• _WHAT IS EXPECTED_
Write every record out again exactly as given.

(Saved entries)
####################

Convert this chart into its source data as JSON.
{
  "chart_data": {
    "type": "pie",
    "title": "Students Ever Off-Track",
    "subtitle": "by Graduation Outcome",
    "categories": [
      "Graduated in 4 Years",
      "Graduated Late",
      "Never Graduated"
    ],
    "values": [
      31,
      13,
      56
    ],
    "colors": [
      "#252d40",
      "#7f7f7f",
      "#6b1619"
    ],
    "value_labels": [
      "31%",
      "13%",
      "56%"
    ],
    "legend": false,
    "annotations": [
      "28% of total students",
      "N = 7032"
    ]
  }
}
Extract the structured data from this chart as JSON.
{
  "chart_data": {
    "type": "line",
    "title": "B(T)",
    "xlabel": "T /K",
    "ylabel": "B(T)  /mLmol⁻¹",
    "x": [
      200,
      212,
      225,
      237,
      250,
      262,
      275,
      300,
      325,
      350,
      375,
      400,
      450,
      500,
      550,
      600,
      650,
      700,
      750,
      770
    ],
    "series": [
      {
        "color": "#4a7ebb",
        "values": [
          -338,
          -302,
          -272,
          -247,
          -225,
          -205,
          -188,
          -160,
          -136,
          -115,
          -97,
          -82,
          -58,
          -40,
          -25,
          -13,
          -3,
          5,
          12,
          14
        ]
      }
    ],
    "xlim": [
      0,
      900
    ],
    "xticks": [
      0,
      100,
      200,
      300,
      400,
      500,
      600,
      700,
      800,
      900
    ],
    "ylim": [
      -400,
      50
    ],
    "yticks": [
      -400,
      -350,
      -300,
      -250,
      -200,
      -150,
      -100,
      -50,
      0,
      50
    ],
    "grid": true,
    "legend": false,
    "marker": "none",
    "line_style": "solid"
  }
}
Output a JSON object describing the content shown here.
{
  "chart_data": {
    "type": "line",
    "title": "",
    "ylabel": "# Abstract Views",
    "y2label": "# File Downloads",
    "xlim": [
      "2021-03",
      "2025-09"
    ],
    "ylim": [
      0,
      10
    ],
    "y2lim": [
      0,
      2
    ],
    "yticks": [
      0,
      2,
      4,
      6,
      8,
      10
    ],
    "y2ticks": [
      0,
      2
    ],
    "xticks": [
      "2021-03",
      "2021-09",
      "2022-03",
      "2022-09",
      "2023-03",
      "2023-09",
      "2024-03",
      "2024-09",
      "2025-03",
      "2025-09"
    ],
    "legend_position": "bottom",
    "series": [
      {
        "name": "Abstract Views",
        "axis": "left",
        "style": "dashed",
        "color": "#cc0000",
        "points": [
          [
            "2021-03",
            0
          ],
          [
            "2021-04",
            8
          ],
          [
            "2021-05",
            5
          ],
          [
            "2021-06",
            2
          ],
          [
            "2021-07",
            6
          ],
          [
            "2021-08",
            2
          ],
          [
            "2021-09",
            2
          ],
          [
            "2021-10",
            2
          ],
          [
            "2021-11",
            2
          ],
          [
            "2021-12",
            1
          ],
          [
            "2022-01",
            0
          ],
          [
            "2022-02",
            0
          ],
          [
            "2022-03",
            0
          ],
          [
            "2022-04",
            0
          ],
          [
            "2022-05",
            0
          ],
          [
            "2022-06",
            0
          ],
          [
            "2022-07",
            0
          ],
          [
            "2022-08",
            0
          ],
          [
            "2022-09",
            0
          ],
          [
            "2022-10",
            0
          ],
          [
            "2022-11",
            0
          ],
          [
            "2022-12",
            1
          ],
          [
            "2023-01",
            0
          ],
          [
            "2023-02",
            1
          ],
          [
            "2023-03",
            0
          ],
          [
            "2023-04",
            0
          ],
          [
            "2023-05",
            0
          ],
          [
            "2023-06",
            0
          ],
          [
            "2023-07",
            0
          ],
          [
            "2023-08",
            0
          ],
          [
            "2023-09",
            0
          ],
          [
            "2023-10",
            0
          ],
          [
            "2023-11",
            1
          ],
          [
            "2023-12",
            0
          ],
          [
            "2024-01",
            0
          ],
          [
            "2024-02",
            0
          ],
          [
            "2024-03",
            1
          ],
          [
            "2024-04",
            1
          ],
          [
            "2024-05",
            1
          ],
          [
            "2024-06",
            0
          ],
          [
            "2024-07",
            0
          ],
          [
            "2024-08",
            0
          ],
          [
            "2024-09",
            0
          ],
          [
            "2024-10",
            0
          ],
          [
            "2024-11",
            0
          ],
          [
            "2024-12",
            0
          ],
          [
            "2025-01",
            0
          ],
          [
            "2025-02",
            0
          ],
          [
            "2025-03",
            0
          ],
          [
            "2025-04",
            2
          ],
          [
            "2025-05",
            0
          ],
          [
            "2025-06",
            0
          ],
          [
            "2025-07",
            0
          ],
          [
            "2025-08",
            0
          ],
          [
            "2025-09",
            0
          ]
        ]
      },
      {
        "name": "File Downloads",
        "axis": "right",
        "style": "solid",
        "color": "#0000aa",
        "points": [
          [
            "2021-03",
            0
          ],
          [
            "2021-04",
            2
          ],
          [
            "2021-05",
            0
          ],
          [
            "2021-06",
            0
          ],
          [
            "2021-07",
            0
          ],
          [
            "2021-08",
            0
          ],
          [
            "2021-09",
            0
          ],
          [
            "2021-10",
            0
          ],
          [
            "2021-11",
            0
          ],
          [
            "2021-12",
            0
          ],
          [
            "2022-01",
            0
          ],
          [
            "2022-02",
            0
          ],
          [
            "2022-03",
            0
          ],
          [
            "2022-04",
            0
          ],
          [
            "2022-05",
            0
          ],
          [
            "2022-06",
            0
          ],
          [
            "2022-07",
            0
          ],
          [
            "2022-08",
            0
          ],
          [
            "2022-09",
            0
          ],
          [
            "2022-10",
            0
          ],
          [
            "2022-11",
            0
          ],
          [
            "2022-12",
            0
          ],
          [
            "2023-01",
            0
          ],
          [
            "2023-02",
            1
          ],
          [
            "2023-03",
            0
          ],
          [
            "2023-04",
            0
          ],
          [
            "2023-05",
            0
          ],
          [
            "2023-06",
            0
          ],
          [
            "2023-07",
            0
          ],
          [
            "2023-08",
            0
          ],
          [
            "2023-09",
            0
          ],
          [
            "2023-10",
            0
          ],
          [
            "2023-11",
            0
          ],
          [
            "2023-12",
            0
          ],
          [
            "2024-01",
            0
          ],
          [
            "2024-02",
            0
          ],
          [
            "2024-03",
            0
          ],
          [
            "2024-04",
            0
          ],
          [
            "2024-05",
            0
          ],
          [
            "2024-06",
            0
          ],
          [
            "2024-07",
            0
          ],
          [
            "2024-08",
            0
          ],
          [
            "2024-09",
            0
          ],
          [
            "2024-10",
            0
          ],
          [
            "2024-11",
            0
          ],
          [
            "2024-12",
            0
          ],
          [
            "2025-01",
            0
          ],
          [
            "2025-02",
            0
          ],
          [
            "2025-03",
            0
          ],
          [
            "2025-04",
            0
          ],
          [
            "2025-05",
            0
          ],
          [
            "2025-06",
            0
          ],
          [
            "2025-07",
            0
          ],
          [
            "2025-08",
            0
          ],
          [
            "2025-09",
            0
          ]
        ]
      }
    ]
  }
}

####################

• _FULL ANSWER_
Convert this chart into its source data as JSON.
{
  "chart_data": {
    "type": "pie",
    "title": "Students Ever Off-Track",
    "subtitle": "by Graduation Outcome",
    "categories": [
      "Graduated in 4 Years",
      "Graduated Late",
      "Never Graduated"
    ],
    "values": [
      31,
      13,
      56
    ],
    "colors": [
      "#252d40",
      "#7f7f7f",
      "#6b1619"
    ],
    "value_labels": [
      "31%",
      "13%",
      "56%"
    ],
    "legend": false,
    "annotations": [
      "28% of total students",
      "N = 7032"
    ]
  }
}
Extract the structured data from this chart as JSON.
{
  "chart_data": {
    "type": "line",
    "title": "B(T)",
    "xlabel": "T /K",
    "ylabel": "B(T)  /mLmol⁻¹",
    "x": [
      200,
      212,
      225,
      237,
      250,
      262,
      275,
      300,
      325,
      350,
      375,
      400,
      450,
      500,
      550,
      600,
      650,
      700,
      750,
      770
    ],
    "series": [
      {
        "color": "#4a7ebb",
        "values": [
          -338,
          -302,
          -272,
          -247,
          -225,
          -205,
          -188,
          -160,
          -136,
          -115,
          -97,
          -82,
          -58,
          -40,
          -25,
          -13,
          -3,
          5,
          12,
          14
        ]
      }
    ],
    "xlim": [
      0,
      900
    ],
    "xticks": [
      0,
      100,
      200,
      300,
      400,
      500,
      600,
      700,
      800,
      900
    ],
    "ylim": [
      -400,
      50
    ],
    "yticks": [
      -400,
      -350,
      -300,
      -250,
      -200,
      -150,
      -100,
      -50,
      0,
      50
    ],
    "grid": true,
    "legend": false,
    "marker": "none",
    "line_style": "solid"
  }
}
Output a JSON object describing the content shown here.
{
  "chart_data": {
    "type": "line",
    "title": "",
    "ylabel": "# Abstract Views",
    "y2label": "# File Downloads",
    "xlim": [
      "2021-03",
      "2025-09"
    ],
    "ylim": [
      0,
      10
    ],
    "y2lim": [
      0,
      2
    ],
    "yticks": [
      0,
      2,
      4,
      6,
      8,
      10
    ],
    "y2ticks": [
      0,
      2
    ],
    "xticks": [
      "2021-03",
      "2021-09",
      "2022-03",
      "2022-09",
      "2023-03",
      "2023-09",
      "2024-03",
      "2024-09",
      "2025-03",
      "2025-09"
    ],
    "legend_position": "bottom",
    "series": [
      {
        "name": "Abstract Views",
        "axis": "left",
        "style": "dashed",
        "color": "#cc0000",
        "points": [
          [
            "2021-03",
            0
          ],
          [
            "2021-04",
            8
          ],
          [
            "2021-05",
            5
          ],
          [
            "2021-06",
            2
          ],
          [
            "2021-07",
            6
          ],
          [
            "2021-08",
            2
          ],
          [
            "2021-09",
            2
          ],
          [
            "2021-10",
            2
          ],
          [
            "2021-11",
            2
          ],
          [
            "2021-12",
            1
          ],
          [
            "2022-01",
            0
          ],
          [
            "2022-02",
            0
          ],
          [
            "2022-03",
            0
          ],
          [
            "2022-04",
            0
          ],
          [
            "2022-05",
            0
          ],
          [
            "2022-06",
            0
          ],
          [
            "2022-07",
            0
          ],
          [
            "2022-08",
            0
          ],
          [
            "2022-09",
            0
          ],
          [
            "2022-10",
            0
          ],
          [
            "2022-11",
            0
          ],
          [
            "2022-12",
            1
          ],
          [
            "2023-01",
            0
          ],
          [
            "2023-02",
            1
          ],
          [
            "2023-03",
            0
          ],
          [
            "2023-04",
            0
          ],
          [
            "2023-05",
            0
          ],
          [
            "2023-06",
            0
          ],
          [
            "2023-07",
            0
          ],
          [
            "2023-08",
            0
          ],
          [
            "2023-09",
            0
          ],
          [
            "2023-10",
            0
          ],
          [
            "2023-11",
            1
          ],
          [
            "2023-12",
            0
          ],
          [
            "2024-01",
            0
          ],
          [
            "2024-02",
            0
          ],
          [
            "2024-03",
            1
          ],
          [
            "2024-04",
            1
          ],
          [
            "2024-05",
            1
          ],
          [
            "2024-06",
            0
          ],
          [
            "2024-07",
            0
          ],
          [
            "2024-08",
            0
          ],
          [
            "2024-09",
            0
          ],
          [
            "2024-10",
            0
          ],
          [
            "2024-11",
            0
          ],
          [
            "2024-12",
            0
          ],
          [
            "2025-01",
            0
          ],
          [
            "2025-02",
            0
          ],
          [
            "2025-03",
            0
          ],
          [
            "2025-04",
            2
          ],
          [
            "2025-05",
            0
          ],
          [
            "2025-06",
            0
          ],
          [
            "2025-07",
            0
          ],
          [
            "2025-08",
            0
          ],
          [
            "2025-09",
            0
          ]
        ]
      },
      {
        "name": "File Downloads",
        "axis": "right",
        "style": "solid",
        "color": "#0000aa",
        "points": [
          [
            "2021-03",
            0
          ],
          [
            "2021-04",
            2
          ],
          [
            "2021-05",
            0
          ],
          [
            "2021-06",
            0
          ],
          [
            "2021-07",
            0
          ],
          [
            "2021-08",
            0
          ],
          [
            "2021-09",
            0
          ],
          [
            "2021-10",
            0
          ],
          [
            "2021-11",
            0
          ],
          [
            "2021-12",
            0
          ],
          [
            "2022-01",
            0
          ],
          [
            "2022-02",
            0
          ],
          [
            "2022-03",
            0
          ],
          [
            "2022-04",
            0
          ],
          [
            "2022-05",
            0
          ],
          [
            "2022-06",
            0
          ],
          [
            "2022-07",
            0
          ],
          [
            "2022-08",
            0
          ],
          [
            "2022-09",
            0
          ],
          [
            "2022-10",
            0
          ],
          [
            "2022-11",
            0
          ],
          [
            "2022-12",
            0
          ],
          [
            "2023-01",
            0
          ],
          [
            "2023-02",
            1
          ],
          [
            "2023-03",
            0
          ],
          [
            "2023-04",
            0
          ],
          [
            "2023-05",
            0
          ],
          [
            "2023-06",
            0
          ],
          [
            "2023-07",
            0
          ],
          [
            "2023-08",
            0
          ],
          [
            "2023-09",
            0
          ],
          [
            "2023-10",
            0
          ],
          [
            "2023-11",
            0
          ],
          [
            "2023-12",
            0
          ],
          [
            "2024-01",
            0
          ],
          [
            "2024-02",
            0
          ],
          [
            "2024-03",
            0
          ],
          [
            "2024-04",
            0
          ],
          [
            "2024-05",
            0
          ],
          [
            "2024-06",
            0
          ],
          [
            "2024-07",
            0
          ],
          [
            "2024-08",
            0
          ],
          [
            "2024-09",
            0
          ],
          [
            "2024-10",
            0
          ],
          [
            "2024-11",
            0
          ],
          [
            "2024-12",
            0
          ],
          [
            "2025-01",
            0
          ],
          [
            "2025-02",
            0
          ],
          [
            "2025-03",
            0
          ],
          [
            "2025-04",
            0
          ],
          [
            "2025-05",
            0
          ],
          [
            "2025-06",
            0
          ],
          [
            "2025-07",
            0
          ],
          [
            "2025-08",
            0
          ],
          [
            "2025-09",
            0
          ]
        ]
      }
    ]
  }
}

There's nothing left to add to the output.